PROVIDED RECORDS

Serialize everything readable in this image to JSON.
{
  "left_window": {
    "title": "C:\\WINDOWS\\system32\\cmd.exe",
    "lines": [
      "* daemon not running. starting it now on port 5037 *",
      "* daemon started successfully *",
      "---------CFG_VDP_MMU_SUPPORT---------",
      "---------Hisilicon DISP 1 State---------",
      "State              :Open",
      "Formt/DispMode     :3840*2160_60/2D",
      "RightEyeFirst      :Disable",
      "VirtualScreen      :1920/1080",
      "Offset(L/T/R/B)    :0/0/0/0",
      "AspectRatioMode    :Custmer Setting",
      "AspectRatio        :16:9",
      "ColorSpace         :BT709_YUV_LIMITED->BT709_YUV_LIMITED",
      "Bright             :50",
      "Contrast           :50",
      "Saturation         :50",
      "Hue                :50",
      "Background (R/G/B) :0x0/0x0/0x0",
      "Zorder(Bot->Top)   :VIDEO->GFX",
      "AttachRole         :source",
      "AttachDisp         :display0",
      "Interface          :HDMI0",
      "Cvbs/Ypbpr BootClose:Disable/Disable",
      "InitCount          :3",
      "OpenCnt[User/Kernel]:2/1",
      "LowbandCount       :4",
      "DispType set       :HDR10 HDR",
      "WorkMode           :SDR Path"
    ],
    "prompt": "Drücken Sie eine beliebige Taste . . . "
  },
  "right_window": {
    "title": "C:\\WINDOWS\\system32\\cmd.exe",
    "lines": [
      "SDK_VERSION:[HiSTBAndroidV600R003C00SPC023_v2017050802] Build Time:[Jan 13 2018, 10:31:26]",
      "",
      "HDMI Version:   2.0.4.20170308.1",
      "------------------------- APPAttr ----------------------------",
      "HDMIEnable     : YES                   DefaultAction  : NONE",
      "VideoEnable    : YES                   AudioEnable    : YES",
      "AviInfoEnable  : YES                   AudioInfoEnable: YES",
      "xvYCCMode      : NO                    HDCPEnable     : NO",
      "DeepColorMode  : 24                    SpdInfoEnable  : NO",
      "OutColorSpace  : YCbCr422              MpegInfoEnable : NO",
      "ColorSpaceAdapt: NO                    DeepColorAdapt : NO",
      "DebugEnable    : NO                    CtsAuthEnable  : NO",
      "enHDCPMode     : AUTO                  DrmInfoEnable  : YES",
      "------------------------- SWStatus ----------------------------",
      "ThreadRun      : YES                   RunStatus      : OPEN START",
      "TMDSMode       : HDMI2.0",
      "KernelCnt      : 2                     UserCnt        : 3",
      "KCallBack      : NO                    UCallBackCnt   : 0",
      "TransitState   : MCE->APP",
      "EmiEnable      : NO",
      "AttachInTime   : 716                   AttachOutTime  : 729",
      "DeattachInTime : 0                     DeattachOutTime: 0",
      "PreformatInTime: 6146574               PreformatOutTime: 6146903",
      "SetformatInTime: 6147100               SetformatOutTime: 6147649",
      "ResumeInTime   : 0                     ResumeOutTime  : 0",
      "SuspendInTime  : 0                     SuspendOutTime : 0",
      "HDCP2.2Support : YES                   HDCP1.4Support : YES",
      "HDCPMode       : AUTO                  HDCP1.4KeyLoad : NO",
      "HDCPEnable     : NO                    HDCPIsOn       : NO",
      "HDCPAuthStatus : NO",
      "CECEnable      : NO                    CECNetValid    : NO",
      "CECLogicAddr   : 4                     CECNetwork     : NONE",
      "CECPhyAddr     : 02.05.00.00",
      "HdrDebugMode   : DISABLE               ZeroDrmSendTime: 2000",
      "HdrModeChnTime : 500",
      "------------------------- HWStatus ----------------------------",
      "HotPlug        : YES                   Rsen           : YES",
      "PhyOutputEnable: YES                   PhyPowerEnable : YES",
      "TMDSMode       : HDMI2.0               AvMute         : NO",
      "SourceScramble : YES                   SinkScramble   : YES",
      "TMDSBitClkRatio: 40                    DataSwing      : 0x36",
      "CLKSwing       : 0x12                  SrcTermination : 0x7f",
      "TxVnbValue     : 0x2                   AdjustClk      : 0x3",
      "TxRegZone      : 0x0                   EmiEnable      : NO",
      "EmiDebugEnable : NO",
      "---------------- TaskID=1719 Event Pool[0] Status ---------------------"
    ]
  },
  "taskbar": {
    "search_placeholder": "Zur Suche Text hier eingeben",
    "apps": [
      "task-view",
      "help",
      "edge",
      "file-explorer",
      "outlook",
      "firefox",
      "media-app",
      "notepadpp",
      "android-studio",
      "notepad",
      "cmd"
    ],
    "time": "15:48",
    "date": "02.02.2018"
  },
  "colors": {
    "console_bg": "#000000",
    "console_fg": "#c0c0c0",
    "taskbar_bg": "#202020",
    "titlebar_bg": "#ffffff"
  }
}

REQUIREMENT
Make an exact copy of the data above.

RESULT BELOW
Serialize everything readable in this image to JSON.
{
  "left_window": {
    "title": "C:\\WINDOWS\\system32\\cmd.exe",
    "lines": [
      "* daemon not running. starting it now on port 5037 *",
      "* daemon started successfully *",
      "---------CFG_VDP_MMU_SUPPORT---------",
      "---------Hisilicon DISP 1 State---------",
      "State              :Open",
      "Formt/DispMode     :3840*2160_60/2D",
      "RightEyeFirst      :Disable",
      "VirtualScreen      :1920/1080",
      "Offset(L/T/R/B)    :0/0/0/0",
      "AspectRatioMode    :Custmer Setting",
      "AspectRatio        :16:9",
      "ColorSpace         :BT709_YUV_LIMITED->BT709_YUV_LIMITED",
      "Bright             :50",
      "Contrast           :50",
      "Saturation         :50",
      "Hue                :50",
      "Background (R/G/B) :0x0/0x0/0x0",
      "Zorder(Bot->Top)   :VIDEO->GFX",
      "AttachRole         :source",
      "AttachDisp         :display0",
      "Interface          :HDMI0",
      "Cvbs/Ypbpr BootClose:Disable/Disable",
      "InitCount          :3",
      "OpenCnt[User/Kernel]:2/1",
      "LowbandCount       :4",
      "DispType set       :HDR10 HDR",
      "WorkMode           :SDR Path"
    ],
    "prompt": "Drücken Sie eine beliebige Taste . . . "
  },
  "right_window": {
    "title": "C:\\WINDOWS\\system32\\cmd.exe",
    "lines": [
      "SDK_VERSION:[HiSTBAndroidV600R003C00SPC023_v2017050802] Build Time:[Jan 13 2018, 10:31:26]",
      "",
      "HDMI Version:   2.0.4.20170308.1",
      "------------------------- APPAttr ----------------------------",
      "HDMIEnable     : YES                   DefaultAction  : NONE",
      "VideoEnable    : YES                   AudioEnable    : YES",
      "AviInfoEnable  : YES                   AudioInfoEnable: YES",
      "xvYCCMode      : NO                    HDCPEnable     : NO",
      "DeepColorMode  : 24                    SpdInfoEnable  : NO",
      "OutColorSpace  : YCbCr422              MpegInfoEnable : NO",
      "ColorSpaceAdapt: NO                    DeepColorAdapt : NO",
      "DebugEnable    : NO                    CtsAuthEnable  : NO",
      "enHDCPMode     : AUTO                  DrmInfoEnable  : YES",
      "------------------------- SWStatus ----------------------------",
      "ThreadRun      : YES                   RunStatus      : OPEN START",
      "TMDSMode       : HDMI2.0",
      "KernelCnt      : 2                     UserCnt        : 3",
      "KCallBack      : NO                    UCallBackCnt   : 0",
      "TransitState   : MCE->APP",
      "EmiEnable      : NO",
      "AttachInTime   : 716                   AttachOutTime  : 729",
      "DeattachInTime : 0                     DeattachOutTime: 0",
      "PreformatInTime: 6146574               PreformatOutTime: 6146903",
      "SetformatInTime: 6147100               SetformatOutTime: 6147649",
      "ResumeInTime   : 0                     ResumeOutTime  : 0",
      "SuspendInTime  : 0                     SuspendOutTime : 0",
      "HDCP2.2Support : YES                   HDCP1.4Support : YES",
      "HDCPMode       : AUTO                  HDCP1.4KeyLoad : NO",
      "HDCPEnable     : NO                    HDCPIsOn       : NO",
      "HDCPAuthStatus : NO",
      "CECEnable      : NO                    CECNetValid    : NO",
      "CECLogicAddr   : 4                     CECNetwork     : NONE",
      "CECPhyAddr     : 02.05.00.00",
      "HdrDebugMode   : DISABLE               ZeroDrmSendTime: 2000",
      "HdrModeChnTime : 500",
      "------------------------- HWStatus ----------------------------",
      "HotPlug        : YES                   Rsen           : YES",
      "PhyOutputEnable: YES                   PhyPowerEnable : YES",
      "TMDSMode       : HDMI2.0               AvMute         : NO",
      "SourceScramble : YES                   SinkScramble   : YES",
      "TMDSBitClkRatio: 40                    DataSwing      : 0x36",
      "CLKSwing       : 0x12                  SrcTermination : 0x7f",
      "TxVnbValue     : 0x2                   AdjustClk      : 0x3",
      "TxRegZone      : 0x0                   EmiEnable      : NO",
      "EmiDebugEnable : NO",
      "---------------- TaskID=1719 Event Pool[0] Status ---------------------"
    ]
  },
  "taskbar": {
    "search_placeholder": "Zur Suche Text hier eingeben",
    "apps": [
      "task-view",
      "help",
      "edge",
      "file-explorer",
      "outlook",
      "firefox",
      "media-app",
      "notepadpp",
      "android-studio",
      "notepad",
      "cmd"
    ],
    "time": "15:48",
    "date": "02.02.2018"
  },
  "colors": {
    "console_bg": "#000000",
    "console_fg": "#c0c0c0",
    "taskbar_bg": "#202020",
    "titlebar_bg": "#ffffff"
  }
}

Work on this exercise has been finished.